— Start —

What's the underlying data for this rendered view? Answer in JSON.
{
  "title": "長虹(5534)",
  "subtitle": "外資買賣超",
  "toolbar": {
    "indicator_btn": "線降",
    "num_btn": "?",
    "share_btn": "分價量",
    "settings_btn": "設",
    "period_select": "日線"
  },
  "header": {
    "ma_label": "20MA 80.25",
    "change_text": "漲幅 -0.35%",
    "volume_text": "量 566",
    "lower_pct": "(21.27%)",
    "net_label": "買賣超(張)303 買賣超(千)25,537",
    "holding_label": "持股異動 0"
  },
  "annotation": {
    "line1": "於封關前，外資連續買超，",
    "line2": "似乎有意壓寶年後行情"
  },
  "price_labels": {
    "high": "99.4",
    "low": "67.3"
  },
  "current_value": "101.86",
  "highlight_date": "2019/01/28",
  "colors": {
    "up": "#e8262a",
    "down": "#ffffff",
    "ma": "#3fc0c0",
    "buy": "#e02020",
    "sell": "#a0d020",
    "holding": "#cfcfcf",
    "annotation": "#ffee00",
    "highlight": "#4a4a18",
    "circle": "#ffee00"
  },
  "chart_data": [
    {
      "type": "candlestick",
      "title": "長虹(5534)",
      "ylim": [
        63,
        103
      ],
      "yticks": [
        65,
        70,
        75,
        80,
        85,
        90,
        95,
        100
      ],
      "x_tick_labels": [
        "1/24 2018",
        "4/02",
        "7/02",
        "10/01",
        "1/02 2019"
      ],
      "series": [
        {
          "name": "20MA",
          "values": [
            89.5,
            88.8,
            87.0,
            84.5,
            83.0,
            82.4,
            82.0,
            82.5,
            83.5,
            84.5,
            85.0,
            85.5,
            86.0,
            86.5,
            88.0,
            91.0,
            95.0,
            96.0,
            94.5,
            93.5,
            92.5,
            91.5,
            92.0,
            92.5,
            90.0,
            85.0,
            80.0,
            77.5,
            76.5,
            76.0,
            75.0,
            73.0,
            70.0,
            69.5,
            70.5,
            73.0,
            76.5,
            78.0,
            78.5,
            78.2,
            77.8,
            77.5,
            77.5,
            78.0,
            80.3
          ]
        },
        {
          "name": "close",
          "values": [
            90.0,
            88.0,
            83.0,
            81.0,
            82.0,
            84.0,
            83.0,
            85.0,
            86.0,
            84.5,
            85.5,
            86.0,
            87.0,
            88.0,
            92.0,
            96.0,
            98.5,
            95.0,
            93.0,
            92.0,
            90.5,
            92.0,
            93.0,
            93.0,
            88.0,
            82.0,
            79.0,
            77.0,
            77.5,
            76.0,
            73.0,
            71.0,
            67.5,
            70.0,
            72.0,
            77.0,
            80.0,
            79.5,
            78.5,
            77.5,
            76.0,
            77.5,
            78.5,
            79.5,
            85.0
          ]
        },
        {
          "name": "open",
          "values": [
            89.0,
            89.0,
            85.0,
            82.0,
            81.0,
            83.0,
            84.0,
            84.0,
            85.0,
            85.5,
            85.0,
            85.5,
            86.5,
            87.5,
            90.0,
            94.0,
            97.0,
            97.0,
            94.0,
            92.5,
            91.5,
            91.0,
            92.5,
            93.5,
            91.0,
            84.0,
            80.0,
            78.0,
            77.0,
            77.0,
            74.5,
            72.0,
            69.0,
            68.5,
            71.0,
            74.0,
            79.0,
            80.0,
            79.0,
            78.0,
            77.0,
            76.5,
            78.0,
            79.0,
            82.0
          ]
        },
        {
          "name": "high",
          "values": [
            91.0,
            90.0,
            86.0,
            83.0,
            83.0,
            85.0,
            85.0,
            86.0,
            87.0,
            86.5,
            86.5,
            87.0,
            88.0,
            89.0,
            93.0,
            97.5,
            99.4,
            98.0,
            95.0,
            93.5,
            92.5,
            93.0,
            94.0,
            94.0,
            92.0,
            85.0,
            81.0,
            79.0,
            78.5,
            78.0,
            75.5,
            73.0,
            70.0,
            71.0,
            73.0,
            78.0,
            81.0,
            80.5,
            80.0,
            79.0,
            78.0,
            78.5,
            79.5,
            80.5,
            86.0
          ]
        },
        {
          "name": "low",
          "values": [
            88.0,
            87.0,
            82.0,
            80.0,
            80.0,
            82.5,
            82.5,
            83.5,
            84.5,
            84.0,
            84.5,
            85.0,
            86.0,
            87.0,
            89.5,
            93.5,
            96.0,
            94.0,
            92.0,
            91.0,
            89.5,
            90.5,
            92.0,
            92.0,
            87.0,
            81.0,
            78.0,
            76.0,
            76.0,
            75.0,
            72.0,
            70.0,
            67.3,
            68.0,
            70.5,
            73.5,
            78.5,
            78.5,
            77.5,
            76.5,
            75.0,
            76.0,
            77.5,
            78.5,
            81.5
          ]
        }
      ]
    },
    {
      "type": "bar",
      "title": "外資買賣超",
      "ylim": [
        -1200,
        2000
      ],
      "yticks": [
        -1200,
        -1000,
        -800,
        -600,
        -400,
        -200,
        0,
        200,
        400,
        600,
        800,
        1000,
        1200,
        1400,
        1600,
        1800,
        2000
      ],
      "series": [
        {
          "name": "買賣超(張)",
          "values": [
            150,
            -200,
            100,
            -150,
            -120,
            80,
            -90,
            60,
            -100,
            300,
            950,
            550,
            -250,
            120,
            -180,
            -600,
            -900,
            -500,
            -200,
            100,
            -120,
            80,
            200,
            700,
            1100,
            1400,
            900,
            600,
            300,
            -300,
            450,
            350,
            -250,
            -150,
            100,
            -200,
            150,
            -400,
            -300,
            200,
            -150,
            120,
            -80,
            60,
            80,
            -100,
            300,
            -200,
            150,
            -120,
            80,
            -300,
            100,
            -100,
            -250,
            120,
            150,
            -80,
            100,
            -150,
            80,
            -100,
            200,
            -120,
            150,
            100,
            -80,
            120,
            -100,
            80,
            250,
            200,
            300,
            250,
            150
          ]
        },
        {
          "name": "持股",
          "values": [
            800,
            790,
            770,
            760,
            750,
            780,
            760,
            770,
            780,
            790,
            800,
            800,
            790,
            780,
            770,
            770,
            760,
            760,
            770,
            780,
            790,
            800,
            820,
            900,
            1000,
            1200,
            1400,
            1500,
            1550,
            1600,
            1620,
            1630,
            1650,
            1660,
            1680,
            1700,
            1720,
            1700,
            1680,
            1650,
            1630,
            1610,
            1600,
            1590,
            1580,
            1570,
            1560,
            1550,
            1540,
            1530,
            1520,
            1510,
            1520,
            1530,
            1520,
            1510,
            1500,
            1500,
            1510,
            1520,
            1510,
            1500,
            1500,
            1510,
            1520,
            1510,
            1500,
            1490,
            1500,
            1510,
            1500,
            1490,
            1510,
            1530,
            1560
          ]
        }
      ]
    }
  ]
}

— End —

Take the entries above and transcribe them exactly.

REPLY ▸
What's the underlying data for this rendered view? Answer in JSON.
{
  "title": "長虹(5534)",
  "subtitle": "外資買賣超",
  "toolbar": {
    "indicator_btn": "線降",
    "num_btn": "?",
    "share_btn": "分價量",
    "settings_btn": "設",
    "period_select": "日線"
  },
  "header": {
    "ma_label": "20MA 80.25",
    "change_text": "漲幅 -0.35%",
    "volume_text": "量 566",
    "lower_pct": "(21.27%)",
    "net_label": "買賣超(張)303 買賣超(千)25,537",
    "holding_label": "持股異動 0"
  },
  "annotation": {
    "line1": "於封關前，外資連續買超，",
    "line2": "似乎有意壓寶年後行情"
  },
  "price_labels": {
    "high": "99.4",
    "low": "67.3"
  },
  "current_value": "101.86",
  "highlight_date": "2019/01/28",
  "colors": {
    "up": "#e8262a",
    "down": "#ffffff",
    "ma": "#3fc0c0",
    "buy": "#e02020",
    "sell": "#a0d020",
    "holding": "#cfcfcf",
    "annotation": "#ffee00",
    "highlight": "#4a4a18",
    "circle": "#ffee00"
  },
  "chart_data": [
    {
      "type": "candlestick",
      "title": "長虹(5534)",
      "ylim": [
        63,
        103
      ],
      "yticks": [
        65,
        70,
        75,
        80,
        85,
        90,
        95,
        100
      ],
      "x_tick_labels": [
        "1/24 2018",
        "4/02",
        "7/02",
        "10/01",
        "1/02 2019"
      ],
      "series": [
        {
          "name": "20MA",
          "values": [
            89.5,
            88.8,
            87.0,
            84.5,
            83.0,
            82.4,
            82.0,
            82.5,
            83.5,
            84.5,
            85.0,
            85.5,
            86.0,
            86.5,
            88.0,
            91.0,
            95.0,
            96.0,
            94.5,
            93.5,
            92.5,
            91.5,
            92.0,
            92.5,
            90.0,
            85.0,
            80.0,
            77.5,
            76.5,
            76.0,
            75.0,
            73.0,
            70.0,
            69.5,
            70.5,
            73.0,
            76.5,
            78.0,
            78.5,
            78.2,
            77.8,
            77.5,
            77.5,
            78.0,
            80.3
          ]
        },
        {
          "name": "close",
          "values": [
            90.0,
            88.0,
            83.0,
            81.0,
            82.0,
            84.0,
            83.0,
            85.0,
            86.0,
            84.5,
            85.5,
            86.0,
            87.0,
            88.0,
            92.0,
            96.0,
            98.5,
            95.0,
            93.0,
            92.0,
            90.5,
            92.0,
            93.0,
            93.0,
            88.0,
            82.0,
            79.0,
            77.0,
            77.5,
            76.0,
            73.0,
            71.0,
            67.5,
            70.0,
            72.0,
            77.0,
            80.0,
            79.5,
            78.5,
            77.5,
            76.0,
            77.5,
            78.5,
            79.5,
            85.0
          ]
        },
        {
          "name": "open",
          "values": [
            89.0,
            89.0,
            85.0,
            82.0,
            81.0,
            83.0,
            84.0,
            84.0,
            85.0,
            85.5,
            85.0,
            85.5,
            86.5,
            87.5,
            90.0,
            94.0,
            97.0,
            97.0,
            94.0,
            92.5,
            91.5,
            91.0,
            92.5,
            93.5,
            91.0,
            84.0,
            80.0,
            78.0,
            77.0,
            77.0,
            74.5,
            72.0,
            69.0,
            68.5,
            71.0,
            74.0,
            79.0,
            80.0,
            79.0,
            78.0,
            77.0,
            76.5,
            78.0,
            79.0,
            82.0
          ]
        },
        {
          "name": "high",
          "values": [
            91.0,
            90.0,
            86.0,
            83.0,
            83.0,
            85.0,
            85.0,
            86.0,
            87.0,
            86.5,
            86.5,
            87.0,
            88.0,
            89.0,
            93.0,
            97.5,
            99.4,
            98.0,
            95.0,
            93.5,
            92.5,
            93.0,
            94.0,
            94.0,
            92.0,
            85.0,
            81.0,
            79.0,
            78.5,
            78.0,
            75.5,
            73.0,
            70.0,
            71.0,
            73.0,
            78.0,
            81.0,
            80.5,
            80.0,
            79.0,
            78.0,
            78.5,
            79.5,
            80.5,
            86.0
          ]
        },
        {
          "name": "low",
          "values": [
            88.0,
            87.0,
            82.0,
            80.0,
            80.0,
            82.5,
            82.5,
            83.5,
            84.5,
            84.0,
            84.5,
            85.0,
            86.0,
            87.0,
            89.5,
            93.5,
            96.0,
            94.0,
            92.0,
            91.0,
            89.5,
            90.5,
            92.0,
            92.0,
            87.0,
            81.0,
            78.0,
            76.0,
            76.0,
            75.0,
            72.0,
            70.0,
            67.3,
            68.0,
            70.5,
            73.5,
            78.5,
            78.5,
            77.5,
            76.5,
            75.0,
            76.0,
            77.5,
            78.5,
            81.5
          ]
        }
      ]
    },
    {
      "type": "bar",
      "title": "外資買賣超",
      "ylim": [
        -1200,
        2000
      ],
      "yticks": [
        -1200,
        -1000,
        -800,
        -600,
        -400,
        -200,
        0,
        200,
        400,
        600,
        800,
        1000,
        1200,
        1400,
        1600,
        1800,
        2000
      ],
      "series": [
        {
          "name": "買賣超(張)",
          "values": [
            150,
            -200,
            100,
            -150,
            -120,
            80,
            -90,
            60,
            -100,
            300,
            950,
            550,
            -250,
            120,
            -180,
            -600,
            -900,
            -500,
            -200,
            100,
            -120,
            80,
            200,
            700,
            1100,
            1400,
            900,
            600,
            300,
            -300,
            450,
            350,
            -250,
            -150,
            100,
            -200,
            150,
            -400,
            -300,
            200,
            -150,
            120,
            -80,
            60,
            80,
            -100,
            300,
            -200,
            150,
            -120,
            80,
            -300,
            100,
            -100,
            -250,
            120,
            150,
            -80,
            100,
            -150,
            80,
            -100,
            200,
            -120,
            150,
            100,
            -80,
            120,
            -100,
            80,
            250,
            200,
            300,
            250,
            150
          ]
        },
        {
          "name": "持股",
          "values": [
            800,
            790,
            770,
            760,
            750,
            780,
            760,
            770,
            780,
            790,
            800,
            800,
            790,
            780,
            770,
            770,
            760,
            760,
            770,
            780,
            790,
            800,
            820,
            900,
            1000,
            1200,
            1400,
            1500,
            1550,
            1600,
            1620,
            1630,
            1650,
            1660,
            1680,
            1700,
            1720,
            1700,
            1680,
            1650,
            1630,
            1610,
            1600,
            1590,
            1580,
            1570,
            1560,
            1550,
            1540,
            1530,
            1520,
            1510,
            1520,
            1530,
            1520,
            1510,
            1500,
            1500,
            1510,
            1520,
            1510,
            1500,
            1500,
            1510,
            1520,
            1510,
            1500,
            1490,
            1500,
            1510,
            1500,
            1490,
            1510,
            1530,
            1560
          ]
        }
      ]
    }
  ]
}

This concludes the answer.